> **Work to do**
Pick out and copy every line below that has the word "取缔封堵排口".

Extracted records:
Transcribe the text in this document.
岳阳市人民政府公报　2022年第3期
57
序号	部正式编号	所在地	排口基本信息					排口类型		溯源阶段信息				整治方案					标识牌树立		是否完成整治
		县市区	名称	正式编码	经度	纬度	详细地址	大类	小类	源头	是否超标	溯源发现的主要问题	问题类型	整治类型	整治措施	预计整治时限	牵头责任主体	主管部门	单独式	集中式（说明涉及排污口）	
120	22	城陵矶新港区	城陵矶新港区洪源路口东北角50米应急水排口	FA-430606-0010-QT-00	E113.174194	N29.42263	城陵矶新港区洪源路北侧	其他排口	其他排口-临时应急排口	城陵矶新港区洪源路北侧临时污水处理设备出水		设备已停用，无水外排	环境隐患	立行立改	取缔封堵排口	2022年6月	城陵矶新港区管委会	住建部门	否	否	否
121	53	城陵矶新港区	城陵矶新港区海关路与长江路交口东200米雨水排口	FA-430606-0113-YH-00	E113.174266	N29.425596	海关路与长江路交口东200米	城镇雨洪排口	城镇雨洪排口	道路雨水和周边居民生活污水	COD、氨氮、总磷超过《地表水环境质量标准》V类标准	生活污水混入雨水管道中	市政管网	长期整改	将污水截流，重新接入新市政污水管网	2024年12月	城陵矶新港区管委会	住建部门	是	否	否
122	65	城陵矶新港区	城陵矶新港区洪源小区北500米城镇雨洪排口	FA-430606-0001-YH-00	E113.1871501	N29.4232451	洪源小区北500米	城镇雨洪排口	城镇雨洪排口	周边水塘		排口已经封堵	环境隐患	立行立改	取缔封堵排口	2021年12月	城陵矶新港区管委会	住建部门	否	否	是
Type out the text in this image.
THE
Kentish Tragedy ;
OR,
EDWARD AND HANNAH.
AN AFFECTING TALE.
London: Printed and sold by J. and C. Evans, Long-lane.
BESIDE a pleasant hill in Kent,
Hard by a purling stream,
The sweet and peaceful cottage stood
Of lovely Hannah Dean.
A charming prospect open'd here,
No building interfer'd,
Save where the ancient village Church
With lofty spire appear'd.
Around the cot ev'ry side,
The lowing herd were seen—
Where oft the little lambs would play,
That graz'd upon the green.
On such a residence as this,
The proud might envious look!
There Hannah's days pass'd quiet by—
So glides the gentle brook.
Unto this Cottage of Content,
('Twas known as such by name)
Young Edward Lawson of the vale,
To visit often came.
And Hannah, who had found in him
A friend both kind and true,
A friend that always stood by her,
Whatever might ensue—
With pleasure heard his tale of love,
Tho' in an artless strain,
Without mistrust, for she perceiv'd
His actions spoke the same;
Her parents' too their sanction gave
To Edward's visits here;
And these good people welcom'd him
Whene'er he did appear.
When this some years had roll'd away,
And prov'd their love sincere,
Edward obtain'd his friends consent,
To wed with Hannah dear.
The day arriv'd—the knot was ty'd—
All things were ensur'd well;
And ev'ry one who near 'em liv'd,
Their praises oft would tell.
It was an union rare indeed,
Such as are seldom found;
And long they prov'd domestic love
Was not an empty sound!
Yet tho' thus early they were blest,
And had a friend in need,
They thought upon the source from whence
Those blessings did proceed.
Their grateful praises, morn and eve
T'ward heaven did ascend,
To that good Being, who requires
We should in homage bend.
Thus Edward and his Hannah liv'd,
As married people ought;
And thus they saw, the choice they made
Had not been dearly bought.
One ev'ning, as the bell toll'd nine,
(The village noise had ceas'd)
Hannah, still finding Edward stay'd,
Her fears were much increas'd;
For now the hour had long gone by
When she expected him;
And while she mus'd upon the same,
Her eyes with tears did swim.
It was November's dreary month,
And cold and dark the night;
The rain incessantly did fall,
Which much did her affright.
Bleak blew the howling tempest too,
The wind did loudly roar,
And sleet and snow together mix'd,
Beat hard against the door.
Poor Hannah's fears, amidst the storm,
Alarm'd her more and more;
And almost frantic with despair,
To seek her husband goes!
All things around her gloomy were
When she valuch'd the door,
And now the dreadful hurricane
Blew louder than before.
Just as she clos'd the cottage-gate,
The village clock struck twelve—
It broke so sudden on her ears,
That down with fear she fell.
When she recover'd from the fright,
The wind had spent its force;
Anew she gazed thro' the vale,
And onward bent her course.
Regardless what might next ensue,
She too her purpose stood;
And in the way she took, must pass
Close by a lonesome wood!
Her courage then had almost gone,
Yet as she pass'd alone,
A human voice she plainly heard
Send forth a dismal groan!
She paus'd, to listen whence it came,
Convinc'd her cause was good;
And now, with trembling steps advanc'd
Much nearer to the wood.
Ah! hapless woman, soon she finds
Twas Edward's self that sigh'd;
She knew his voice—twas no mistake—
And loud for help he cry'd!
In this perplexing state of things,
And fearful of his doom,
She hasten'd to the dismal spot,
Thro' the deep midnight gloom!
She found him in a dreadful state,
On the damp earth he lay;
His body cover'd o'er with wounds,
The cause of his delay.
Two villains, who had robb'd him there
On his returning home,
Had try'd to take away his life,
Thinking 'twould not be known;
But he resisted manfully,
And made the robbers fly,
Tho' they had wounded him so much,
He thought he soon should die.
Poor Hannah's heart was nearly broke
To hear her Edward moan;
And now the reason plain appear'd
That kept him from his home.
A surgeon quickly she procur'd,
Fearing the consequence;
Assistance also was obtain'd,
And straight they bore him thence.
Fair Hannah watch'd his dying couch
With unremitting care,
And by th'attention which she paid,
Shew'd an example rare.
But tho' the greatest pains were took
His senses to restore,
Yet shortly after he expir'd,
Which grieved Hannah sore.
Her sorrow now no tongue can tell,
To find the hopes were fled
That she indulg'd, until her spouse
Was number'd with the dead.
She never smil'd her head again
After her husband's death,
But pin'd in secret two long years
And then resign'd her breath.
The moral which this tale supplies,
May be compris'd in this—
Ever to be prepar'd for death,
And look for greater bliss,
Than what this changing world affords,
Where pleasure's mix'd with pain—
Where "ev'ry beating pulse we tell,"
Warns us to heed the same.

> **Task result**
120	22	城陵矶新港区	城陵矶新港区洪源路口东北角50米应急水排口	FA-430606-0010-QT-00	E113.174194	N29.42263	城陵矶新港区洪源路北侧	其他排口	其他排口-临时应急排口	城陵矶新港区洪源路北侧临时污水处理设备出水		设备已停用，无水外排	环境隐患	立行立改	取缔封堵排口	2022年6月	城陵矶新港区管委会	住建部门	否	否	否
122	65	城陵矶新港区	城陵矶新港区洪源小区北500米城镇雨洪排口	FA-430606-0001-YH-00	E113.1871501	N29.4232451	洪源小区北500米	城镇雨洪排口	城镇雨洪排口	周边水塘		排口已经封堵	环境隐患	立行立改	取缔封堵排口	2021年12月	城陵矶新港区管委会	住建部门	否	否	是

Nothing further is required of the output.